--- start ---
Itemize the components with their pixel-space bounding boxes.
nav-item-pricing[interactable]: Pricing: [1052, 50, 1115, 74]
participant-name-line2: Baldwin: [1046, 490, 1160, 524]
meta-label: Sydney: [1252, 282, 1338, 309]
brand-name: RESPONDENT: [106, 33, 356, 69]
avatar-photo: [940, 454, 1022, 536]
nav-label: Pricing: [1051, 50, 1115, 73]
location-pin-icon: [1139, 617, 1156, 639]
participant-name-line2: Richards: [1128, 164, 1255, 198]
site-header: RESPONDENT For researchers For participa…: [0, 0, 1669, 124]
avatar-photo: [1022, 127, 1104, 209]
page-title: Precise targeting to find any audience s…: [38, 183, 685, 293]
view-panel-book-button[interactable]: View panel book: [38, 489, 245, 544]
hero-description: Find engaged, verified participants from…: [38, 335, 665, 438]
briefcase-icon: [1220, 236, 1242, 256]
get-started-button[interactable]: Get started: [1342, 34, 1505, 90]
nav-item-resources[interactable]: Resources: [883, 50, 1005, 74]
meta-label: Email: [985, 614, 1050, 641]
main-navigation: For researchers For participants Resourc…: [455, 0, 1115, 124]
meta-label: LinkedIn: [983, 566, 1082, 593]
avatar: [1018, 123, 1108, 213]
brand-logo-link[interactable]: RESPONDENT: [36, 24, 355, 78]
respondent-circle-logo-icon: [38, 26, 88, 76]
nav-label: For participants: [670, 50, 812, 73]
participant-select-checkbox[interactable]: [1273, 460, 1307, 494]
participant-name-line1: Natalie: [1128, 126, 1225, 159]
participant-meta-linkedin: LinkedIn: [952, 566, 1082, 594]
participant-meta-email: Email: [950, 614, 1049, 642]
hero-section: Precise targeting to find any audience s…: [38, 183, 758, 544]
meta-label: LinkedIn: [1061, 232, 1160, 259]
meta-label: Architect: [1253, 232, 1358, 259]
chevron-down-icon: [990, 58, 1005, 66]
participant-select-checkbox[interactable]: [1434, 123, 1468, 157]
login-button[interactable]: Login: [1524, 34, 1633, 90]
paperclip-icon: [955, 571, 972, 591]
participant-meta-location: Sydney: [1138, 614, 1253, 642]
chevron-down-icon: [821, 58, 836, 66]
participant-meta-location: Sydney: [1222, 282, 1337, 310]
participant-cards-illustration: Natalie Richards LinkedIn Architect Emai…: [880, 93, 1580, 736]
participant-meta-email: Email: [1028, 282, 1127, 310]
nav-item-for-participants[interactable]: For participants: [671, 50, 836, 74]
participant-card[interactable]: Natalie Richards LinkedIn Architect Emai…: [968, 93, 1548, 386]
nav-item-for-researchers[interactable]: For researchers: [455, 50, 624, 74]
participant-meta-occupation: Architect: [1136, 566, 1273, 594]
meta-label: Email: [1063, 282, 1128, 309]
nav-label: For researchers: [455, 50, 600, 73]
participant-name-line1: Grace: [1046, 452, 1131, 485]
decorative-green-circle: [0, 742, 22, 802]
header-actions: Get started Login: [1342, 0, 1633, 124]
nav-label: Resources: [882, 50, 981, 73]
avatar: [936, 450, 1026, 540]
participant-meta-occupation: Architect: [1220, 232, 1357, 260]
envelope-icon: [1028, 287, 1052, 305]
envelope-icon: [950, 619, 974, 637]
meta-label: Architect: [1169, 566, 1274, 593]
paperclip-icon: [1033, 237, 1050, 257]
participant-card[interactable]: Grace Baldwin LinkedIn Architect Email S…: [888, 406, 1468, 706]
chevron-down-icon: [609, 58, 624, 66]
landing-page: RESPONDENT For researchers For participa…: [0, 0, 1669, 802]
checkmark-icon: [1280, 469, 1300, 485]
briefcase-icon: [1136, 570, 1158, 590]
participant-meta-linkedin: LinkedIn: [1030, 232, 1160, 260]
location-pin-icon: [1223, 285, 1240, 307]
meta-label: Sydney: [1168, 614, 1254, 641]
--- end ---
◆ Work to complete ◆
Please copy the lines above word for word.

◆ Worked answer ◆
Itemize the components with their pixel-space bounding boxes.
nav-item-pricing[interactable]: Pricing: [1052, 50, 1115, 74]
participant-name-line2: Baldwin: [1046, 490, 1160, 524]
meta-label: Sydney: [1252, 282, 1338, 309]
brand-name: RESPONDENT: [106, 33, 356, 69]
avatar-photo: [940, 454, 1022, 536]
nav-label: Pricing: [1051, 50, 1115, 73]
location-pin-icon: [1139, 617, 1156, 639]
participant-name-line2: Richards: [1128, 164, 1255, 198]
site-header: RESPONDENT For researchers For participa…: [0, 0, 1669, 124]
avatar-photo: [1022, 127, 1104, 209]
page-title: Precise targeting to find any audience s…: [38, 183, 685, 293]
view-panel-book-button[interactable]: View panel book: [38, 489, 245, 544]
hero-description: Find engaged, verified participants from…: [38, 335, 665, 438]
briefcase-icon: [1220, 236, 1242, 256]
get-started-button[interactable]: Get started: [1342, 34, 1505, 90]
nav-item-resources[interactable]: Resources: [883, 50, 1005, 74]
meta-label: Email: [985, 614, 1050, 641]
main-navigation: For researchers For participants Resourc…: [455, 0, 1115, 124]
meta-label: LinkedIn: [983, 566, 1082, 593]
avatar: [1018, 123, 1108, 213]
brand-logo-link[interactable]: RESPONDENT: [36, 24, 355, 78]
respondent-circle-logo-icon: [38, 26, 88, 76]
nav-label: For participants: [670, 50, 812, 73]
participant-select-checkbox[interactable]: [1273, 460, 1307, 494]
participant-name-line1: Natalie: [1128, 126, 1225, 159]
participant-meta-linkedin: LinkedIn: [952, 566, 1082, 594]
participant-meta-email: Email: [950, 614, 1049, 642]
hero-section: Precise targeting to find any audience s…: [38, 183, 758, 544]
meta-label: LinkedIn: [1061, 232, 1160, 259]
meta-label: Architect: [1253, 232, 1358, 259]
chevron-down-icon: [990, 58, 1005, 66]
participant-select-checkbox[interactable]: [1434, 123, 1468, 157]
login-button[interactable]: Login: [1524, 34, 1633, 90]
paperclip-icon: [955, 571, 972, 591]
participant-meta-location: Sydney: [1138, 614, 1253, 642]
chevron-down-icon: [821, 58, 836, 66]
participant-meta-location: Sydney: [1222, 282, 1337, 310]
participant-cards-illustration: Natalie Richards LinkedIn Architect Emai…: [880, 93, 1580, 736]
participant-meta-email: Email: [1028, 282, 1127, 310]
nav-item-for-participants[interactable]: For participants: [671, 50, 836, 74]
participant-card[interactable]: Natalie Richards LinkedIn Architect Emai…: [968, 93, 1548, 386]
nav-item-for-researchers[interactable]: For researchers: [455, 50, 624, 74]
participant-meta-occupation: Architect: [1136, 566, 1273, 594]
meta-label: Email: [1063, 282, 1128, 309]
nav-label: For researchers: [455, 50, 600, 73]
participant-name-line1: Grace: [1046, 452, 1131, 485]
decorative-green-circle: [0, 742, 22, 802]
header-actions: Get started Login: [1342, 0, 1633, 124]
nav-label: Resources: [882, 50, 981, 73]
avatar: [936, 450, 1026, 540]
participant-meta-occupation: Architect: [1220, 232, 1357, 260]
envelope-icon: [1028, 287, 1052, 305]
envelope-icon: [950, 619, 974, 637]
meta-label: Architect: [1169, 566, 1274, 593]
paperclip-icon: [1033, 237, 1050, 257]
participant-card[interactable]: Grace Baldwin LinkedIn Architect Email S…: [888, 406, 1468, 706]
chevron-down-icon: [609, 58, 624, 66]
landing-page: RESPONDENT For researchers For participa…: [0, 0, 1669, 802]
checkmark-icon: [1280, 469, 1300, 485]
briefcase-icon: [1136, 570, 1158, 590]
participant-meta-linkedin: LinkedIn: [1030, 232, 1160, 260]
location-pin-icon: [1223, 285, 1240, 307]
meta-label: Sydney: [1168, 614, 1254, 641]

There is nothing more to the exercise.